■ SUPPLIED TEXT:
-=-=-
The workers will vote on the new agreement on Monday.

King Soopers grocery store workers walk the picket line as they strike at more than 70 stores across the Denver metro area on January 12, 2022, in Denver, Colorado.

A strike waged by over 8,000 grocery workers in Colorado has ended after the union announced on Friday that it has reached a tentative agreement with King Soopers, which is owned by grocery giant Kroger.

Union members will begin voting on the three-year deal on Monday. The United Food and Commercial Workers (UFCW) Local 7 told workers that they are to return to work within a week.

The terms of the agreement have not yet been made public, but workers will be given details in the coming days. Kim Cordova, the president of UFCW Local 7, praised the deal.

“After months of negotiations and after our members walked out on strike, we have reached a tentative agreement with King Soopers/City Market that addresses the company’s unfair labor practices and ensures that our members will receive the respect, pay and protection they warrant,” Cordova said in a statement.
-=-=-
■ SUPPLIED DATA:
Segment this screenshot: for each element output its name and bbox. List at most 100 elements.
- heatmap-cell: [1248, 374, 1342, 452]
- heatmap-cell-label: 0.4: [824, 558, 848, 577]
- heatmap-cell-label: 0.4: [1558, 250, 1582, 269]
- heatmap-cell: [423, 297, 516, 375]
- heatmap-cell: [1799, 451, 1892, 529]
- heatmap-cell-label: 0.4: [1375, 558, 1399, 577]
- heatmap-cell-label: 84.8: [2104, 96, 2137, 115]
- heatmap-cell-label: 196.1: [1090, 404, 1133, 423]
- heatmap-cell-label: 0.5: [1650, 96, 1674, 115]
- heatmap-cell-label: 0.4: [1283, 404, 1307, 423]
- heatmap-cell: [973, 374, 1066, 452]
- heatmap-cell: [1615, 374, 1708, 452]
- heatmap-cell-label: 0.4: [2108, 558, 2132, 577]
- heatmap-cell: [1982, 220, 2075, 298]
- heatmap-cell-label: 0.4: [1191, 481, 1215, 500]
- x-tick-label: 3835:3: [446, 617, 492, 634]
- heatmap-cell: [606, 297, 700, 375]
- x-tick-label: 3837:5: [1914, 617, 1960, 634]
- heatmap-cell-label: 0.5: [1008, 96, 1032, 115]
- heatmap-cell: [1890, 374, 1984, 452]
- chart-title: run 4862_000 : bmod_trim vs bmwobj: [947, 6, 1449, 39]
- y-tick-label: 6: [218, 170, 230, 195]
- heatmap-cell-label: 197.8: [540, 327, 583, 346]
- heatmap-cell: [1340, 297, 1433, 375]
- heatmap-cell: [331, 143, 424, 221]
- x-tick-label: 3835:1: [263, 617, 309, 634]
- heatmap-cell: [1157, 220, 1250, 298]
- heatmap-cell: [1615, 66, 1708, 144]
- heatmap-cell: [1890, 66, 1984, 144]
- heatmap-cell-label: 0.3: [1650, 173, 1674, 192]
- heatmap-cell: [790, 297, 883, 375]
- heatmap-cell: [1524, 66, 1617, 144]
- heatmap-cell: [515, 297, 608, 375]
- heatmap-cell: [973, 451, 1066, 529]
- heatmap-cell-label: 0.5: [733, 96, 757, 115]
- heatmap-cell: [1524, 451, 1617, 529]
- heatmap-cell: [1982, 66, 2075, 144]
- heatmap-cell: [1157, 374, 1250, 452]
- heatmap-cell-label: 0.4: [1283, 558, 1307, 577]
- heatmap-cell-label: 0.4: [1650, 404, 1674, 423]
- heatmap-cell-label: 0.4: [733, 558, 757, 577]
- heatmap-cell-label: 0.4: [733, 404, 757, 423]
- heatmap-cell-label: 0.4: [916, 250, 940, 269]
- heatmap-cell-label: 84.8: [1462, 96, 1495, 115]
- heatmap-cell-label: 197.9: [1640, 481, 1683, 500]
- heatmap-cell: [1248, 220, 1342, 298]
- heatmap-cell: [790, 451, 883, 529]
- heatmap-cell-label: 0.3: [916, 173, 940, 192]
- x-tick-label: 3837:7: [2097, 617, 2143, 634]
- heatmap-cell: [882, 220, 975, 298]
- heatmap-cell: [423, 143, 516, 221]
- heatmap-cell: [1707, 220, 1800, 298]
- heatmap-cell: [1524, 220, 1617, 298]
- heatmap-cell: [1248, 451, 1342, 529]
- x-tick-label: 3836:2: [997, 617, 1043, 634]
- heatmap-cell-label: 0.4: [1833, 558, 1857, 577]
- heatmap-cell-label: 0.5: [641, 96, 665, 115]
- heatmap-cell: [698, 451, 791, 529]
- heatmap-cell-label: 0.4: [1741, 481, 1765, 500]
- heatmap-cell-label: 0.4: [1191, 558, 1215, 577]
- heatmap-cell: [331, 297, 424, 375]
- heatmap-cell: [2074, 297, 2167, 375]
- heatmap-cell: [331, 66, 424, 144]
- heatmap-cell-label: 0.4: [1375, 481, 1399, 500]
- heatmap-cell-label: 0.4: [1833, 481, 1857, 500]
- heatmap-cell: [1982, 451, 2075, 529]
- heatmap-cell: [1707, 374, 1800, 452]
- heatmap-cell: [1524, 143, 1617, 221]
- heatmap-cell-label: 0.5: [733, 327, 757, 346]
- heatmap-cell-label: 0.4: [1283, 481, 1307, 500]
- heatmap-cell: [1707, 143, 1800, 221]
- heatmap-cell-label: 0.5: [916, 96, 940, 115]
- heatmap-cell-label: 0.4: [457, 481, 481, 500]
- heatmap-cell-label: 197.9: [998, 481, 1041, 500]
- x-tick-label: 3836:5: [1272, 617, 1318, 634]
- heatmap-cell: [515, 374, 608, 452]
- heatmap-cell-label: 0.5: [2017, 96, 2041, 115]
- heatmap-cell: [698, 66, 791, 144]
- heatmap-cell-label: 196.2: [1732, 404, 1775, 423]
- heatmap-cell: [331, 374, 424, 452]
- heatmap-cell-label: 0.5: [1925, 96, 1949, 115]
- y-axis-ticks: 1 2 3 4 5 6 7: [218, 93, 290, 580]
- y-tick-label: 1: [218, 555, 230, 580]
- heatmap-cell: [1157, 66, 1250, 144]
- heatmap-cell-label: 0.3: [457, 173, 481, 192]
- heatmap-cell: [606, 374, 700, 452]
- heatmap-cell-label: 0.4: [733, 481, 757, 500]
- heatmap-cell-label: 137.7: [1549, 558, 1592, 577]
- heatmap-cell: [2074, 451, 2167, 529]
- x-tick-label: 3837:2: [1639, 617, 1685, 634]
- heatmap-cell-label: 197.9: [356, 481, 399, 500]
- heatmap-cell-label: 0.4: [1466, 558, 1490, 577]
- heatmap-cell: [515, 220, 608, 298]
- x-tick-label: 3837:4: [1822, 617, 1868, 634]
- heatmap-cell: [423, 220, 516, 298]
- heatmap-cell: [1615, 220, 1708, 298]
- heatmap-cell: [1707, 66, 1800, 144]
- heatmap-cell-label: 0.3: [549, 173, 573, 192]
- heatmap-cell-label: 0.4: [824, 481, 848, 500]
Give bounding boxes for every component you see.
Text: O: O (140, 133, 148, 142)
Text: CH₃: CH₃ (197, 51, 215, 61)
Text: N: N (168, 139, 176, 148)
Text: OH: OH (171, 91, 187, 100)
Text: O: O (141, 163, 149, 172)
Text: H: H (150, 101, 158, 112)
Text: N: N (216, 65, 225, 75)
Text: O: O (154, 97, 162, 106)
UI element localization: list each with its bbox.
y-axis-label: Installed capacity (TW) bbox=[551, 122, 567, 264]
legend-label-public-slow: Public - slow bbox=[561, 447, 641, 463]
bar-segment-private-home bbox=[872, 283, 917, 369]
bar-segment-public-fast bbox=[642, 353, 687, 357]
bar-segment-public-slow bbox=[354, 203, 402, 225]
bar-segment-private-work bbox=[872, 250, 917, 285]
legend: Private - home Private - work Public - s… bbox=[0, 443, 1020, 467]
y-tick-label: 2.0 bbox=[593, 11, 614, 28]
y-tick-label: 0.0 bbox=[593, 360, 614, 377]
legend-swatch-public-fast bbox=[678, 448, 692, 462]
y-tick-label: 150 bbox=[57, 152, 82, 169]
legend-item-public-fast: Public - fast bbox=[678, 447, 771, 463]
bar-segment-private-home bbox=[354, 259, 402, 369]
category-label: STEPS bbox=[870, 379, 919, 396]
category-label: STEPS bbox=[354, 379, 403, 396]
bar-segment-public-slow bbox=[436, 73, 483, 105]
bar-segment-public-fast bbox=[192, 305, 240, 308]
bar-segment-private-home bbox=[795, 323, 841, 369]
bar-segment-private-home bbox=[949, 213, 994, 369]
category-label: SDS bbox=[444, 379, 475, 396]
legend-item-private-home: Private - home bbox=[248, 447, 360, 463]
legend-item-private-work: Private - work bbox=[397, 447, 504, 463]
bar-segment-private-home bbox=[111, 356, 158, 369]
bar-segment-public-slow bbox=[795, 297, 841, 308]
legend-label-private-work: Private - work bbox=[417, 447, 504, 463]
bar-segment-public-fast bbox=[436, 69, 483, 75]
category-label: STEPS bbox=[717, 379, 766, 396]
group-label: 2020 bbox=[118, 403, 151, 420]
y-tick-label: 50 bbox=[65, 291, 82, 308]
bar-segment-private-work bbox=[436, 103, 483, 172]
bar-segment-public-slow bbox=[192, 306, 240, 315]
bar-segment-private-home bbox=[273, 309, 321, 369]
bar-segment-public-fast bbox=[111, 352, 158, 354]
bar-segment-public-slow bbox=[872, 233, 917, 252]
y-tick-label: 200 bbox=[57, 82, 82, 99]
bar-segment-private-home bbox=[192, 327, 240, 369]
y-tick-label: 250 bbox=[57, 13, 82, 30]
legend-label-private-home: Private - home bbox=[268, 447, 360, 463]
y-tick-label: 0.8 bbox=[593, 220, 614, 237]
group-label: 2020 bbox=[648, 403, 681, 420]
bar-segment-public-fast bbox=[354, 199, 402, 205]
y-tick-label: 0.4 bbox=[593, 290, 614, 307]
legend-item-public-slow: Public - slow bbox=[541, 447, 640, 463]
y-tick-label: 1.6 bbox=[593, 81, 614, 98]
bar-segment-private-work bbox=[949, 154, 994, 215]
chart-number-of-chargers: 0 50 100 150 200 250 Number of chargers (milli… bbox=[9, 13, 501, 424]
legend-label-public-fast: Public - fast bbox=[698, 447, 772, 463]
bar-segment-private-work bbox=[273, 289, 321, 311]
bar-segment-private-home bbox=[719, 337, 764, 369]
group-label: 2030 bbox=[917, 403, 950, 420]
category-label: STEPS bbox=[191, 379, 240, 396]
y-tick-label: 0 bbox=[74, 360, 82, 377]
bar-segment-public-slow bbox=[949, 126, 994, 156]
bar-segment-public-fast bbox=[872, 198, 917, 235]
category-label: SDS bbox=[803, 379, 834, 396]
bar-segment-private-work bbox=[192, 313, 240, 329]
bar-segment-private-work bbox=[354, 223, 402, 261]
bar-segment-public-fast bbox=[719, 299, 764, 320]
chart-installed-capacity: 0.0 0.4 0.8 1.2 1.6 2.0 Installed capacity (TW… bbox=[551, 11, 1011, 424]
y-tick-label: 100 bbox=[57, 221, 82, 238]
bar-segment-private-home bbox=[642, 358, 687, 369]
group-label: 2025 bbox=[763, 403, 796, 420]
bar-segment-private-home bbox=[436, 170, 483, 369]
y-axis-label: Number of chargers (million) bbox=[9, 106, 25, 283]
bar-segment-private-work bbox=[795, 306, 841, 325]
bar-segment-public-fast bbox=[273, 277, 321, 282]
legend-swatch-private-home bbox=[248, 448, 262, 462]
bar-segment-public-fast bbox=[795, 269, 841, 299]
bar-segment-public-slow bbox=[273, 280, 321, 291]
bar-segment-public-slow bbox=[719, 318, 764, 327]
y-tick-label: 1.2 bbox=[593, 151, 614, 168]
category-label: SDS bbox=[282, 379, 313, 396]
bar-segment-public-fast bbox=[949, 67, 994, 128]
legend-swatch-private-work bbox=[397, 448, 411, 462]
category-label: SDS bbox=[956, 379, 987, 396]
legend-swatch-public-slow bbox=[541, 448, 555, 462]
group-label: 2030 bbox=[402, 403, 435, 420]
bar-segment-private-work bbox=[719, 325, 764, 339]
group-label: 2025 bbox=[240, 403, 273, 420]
-=-=-
■ PROBLEM DESCRIPTION: Translate this sentence from the King Soopers strike article into Spanish: "Union members will begin voting on the three-year deal on Monday." The listing has no connection to the King Soopers strike article.

■ WRITTEN ANSWER: Los miembros del sindicato comenzarán a votar el acuerdo de tres años el lunes.